WHAT TO DO :: Your task is to retype each line of the data below exactly.

===== PROVIDED DATA =====

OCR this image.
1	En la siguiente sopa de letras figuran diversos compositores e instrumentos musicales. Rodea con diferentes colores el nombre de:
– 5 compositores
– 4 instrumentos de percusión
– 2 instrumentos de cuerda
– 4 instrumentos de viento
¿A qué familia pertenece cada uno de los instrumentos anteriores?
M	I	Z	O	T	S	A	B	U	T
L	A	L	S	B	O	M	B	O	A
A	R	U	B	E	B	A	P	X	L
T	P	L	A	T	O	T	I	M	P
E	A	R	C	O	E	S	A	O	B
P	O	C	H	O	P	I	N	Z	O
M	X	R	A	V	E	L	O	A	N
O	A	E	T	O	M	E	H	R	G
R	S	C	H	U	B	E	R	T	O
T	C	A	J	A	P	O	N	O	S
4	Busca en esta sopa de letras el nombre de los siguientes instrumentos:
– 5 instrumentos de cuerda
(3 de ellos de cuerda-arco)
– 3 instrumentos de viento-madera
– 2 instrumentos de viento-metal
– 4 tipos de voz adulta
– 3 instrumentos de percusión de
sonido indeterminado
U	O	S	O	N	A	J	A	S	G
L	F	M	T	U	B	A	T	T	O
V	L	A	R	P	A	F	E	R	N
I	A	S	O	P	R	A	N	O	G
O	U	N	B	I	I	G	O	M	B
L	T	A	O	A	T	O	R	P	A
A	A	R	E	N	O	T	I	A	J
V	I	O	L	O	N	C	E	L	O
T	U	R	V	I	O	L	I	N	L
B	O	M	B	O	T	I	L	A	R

=====

SOLUTION FOR THIS PROBLEM ::
OCR this image.
1	En la siguiente sopa de letras figuran diversos compositores e instrumentos musicales. Rodea con diferentes colores el nombre de:
– 5 compositores
– 4 instrumentos de percusión
– 2 instrumentos de cuerda
– 4 instrumentos de viento
¿A qué familia pertenece cada uno de los instrumentos anteriores?
M	I	Z	O	T	S	A	B	U	T
L	A	L	S	B	O	M	B	O	A
A	R	U	B	E	B	A	P	X	L
T	P	L	A	T	O	T	I	M	P
E	A	R	C	O	E	S	A	O	B
P	O	C	H	O	P	I	N	Z	O
M	X	R	A	V	E	L	O	A	N
O	A	E	T	O	M	E	H	R	G
R	S	C	H	U	B	E	R	T	O
T	C	A	J	A	P	O	N	O	S
4	Busca en esta sopa de letras el nombre de los siguientes instrumentos:
– 5 instrumentos de cuerda
(3 de ellos de cuerda-arco)
– 3 instrumentos de viento-madera
– 2 instrumentos de viento-metal
– 4 tipos de voz adulta
– 3 instrumentos de percusión de
sonido indeterminado
U	O	S	O	N	A	J	A	S	G
L	F	M	T	U	B	A	T	T	O
V	L	A	R	P	A	F	E	R	N
I	A	S	O	P	R	A	N	O	G
O	U	N	B	I	I	G	O	M	B
L	T	A	O	A	T	O	R	P	A
A	A	R	E	N	O	T	I	A	J
V	I	O	L	O	N	C	E	L	O
T	U	R	V	I	O	L	I	N	L
B	O	M	B	O	T	I	L	A	R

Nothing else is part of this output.